* **WHAT TO PRODUCE**
Your answer should be a single number: the count of lines in the material below that hold "structure".
** START OF SUPPLIED RECORDS **
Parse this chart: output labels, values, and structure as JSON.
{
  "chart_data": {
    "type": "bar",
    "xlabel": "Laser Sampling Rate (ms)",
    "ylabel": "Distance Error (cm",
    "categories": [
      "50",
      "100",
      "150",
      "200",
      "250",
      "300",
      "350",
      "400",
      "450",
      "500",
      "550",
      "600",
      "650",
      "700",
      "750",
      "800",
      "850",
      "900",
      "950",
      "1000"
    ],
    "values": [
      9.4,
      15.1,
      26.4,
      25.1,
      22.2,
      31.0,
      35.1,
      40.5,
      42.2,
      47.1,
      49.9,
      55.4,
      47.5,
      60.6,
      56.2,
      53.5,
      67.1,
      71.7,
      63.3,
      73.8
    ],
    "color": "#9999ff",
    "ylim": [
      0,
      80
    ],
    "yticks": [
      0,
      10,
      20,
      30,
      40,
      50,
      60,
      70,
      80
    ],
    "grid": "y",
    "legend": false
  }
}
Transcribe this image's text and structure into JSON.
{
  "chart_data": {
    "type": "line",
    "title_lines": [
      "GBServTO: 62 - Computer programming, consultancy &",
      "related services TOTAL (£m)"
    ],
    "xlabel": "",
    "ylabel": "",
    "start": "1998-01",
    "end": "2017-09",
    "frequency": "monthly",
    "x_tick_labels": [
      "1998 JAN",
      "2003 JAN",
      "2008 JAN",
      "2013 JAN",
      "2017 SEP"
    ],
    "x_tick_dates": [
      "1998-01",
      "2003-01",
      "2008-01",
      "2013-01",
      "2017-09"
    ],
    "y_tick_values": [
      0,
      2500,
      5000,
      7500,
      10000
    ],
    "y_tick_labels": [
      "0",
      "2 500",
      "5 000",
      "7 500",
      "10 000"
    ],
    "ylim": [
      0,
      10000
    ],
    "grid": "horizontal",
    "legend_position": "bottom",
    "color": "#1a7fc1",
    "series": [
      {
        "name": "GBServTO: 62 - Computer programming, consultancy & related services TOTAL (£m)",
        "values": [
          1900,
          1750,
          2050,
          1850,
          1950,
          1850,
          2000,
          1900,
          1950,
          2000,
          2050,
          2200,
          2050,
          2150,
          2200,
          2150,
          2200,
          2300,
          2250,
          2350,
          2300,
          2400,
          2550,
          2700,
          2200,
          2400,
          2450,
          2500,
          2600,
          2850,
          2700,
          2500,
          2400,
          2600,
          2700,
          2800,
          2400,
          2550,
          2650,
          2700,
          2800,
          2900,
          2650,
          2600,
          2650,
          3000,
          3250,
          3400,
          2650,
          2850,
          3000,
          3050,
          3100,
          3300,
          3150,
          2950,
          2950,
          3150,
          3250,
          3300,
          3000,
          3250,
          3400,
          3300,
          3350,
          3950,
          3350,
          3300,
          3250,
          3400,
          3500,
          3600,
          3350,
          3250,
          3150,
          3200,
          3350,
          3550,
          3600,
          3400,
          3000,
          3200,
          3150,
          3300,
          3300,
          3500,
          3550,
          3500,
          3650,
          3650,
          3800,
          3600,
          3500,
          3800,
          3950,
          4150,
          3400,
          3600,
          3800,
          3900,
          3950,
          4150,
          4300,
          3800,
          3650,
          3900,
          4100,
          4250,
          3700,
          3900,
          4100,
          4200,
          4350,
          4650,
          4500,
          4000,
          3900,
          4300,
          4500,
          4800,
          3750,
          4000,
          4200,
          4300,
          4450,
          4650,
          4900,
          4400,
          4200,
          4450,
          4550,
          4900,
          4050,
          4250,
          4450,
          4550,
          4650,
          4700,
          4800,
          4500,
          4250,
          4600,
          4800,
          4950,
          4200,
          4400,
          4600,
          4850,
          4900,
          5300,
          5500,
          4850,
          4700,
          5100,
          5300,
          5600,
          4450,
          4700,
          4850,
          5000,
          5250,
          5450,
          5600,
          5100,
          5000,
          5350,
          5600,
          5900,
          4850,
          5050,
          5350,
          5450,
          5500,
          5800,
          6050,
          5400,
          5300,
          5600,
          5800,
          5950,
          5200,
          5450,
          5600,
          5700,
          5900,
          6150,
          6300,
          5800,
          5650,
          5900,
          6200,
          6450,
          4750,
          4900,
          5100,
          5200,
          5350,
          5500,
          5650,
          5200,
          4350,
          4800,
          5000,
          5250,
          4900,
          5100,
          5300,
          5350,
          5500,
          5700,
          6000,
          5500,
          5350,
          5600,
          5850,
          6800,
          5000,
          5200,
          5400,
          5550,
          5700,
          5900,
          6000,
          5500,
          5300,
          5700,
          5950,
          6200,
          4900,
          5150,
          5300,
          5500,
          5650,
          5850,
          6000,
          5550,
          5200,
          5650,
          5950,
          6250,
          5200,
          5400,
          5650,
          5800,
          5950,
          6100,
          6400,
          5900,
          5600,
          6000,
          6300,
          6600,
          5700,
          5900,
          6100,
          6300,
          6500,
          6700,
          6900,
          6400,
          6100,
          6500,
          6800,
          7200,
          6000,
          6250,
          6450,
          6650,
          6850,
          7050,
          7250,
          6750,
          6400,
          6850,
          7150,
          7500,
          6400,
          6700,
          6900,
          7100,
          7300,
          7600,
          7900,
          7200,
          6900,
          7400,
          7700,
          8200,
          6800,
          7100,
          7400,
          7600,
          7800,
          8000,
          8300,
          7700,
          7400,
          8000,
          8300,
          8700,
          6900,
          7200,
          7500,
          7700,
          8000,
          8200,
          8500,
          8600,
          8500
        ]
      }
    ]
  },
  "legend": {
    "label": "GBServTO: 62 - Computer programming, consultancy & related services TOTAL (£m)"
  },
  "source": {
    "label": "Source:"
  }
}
** END OF SUPPLIED RECORDS **
* **WRITTEN ANSWER**
2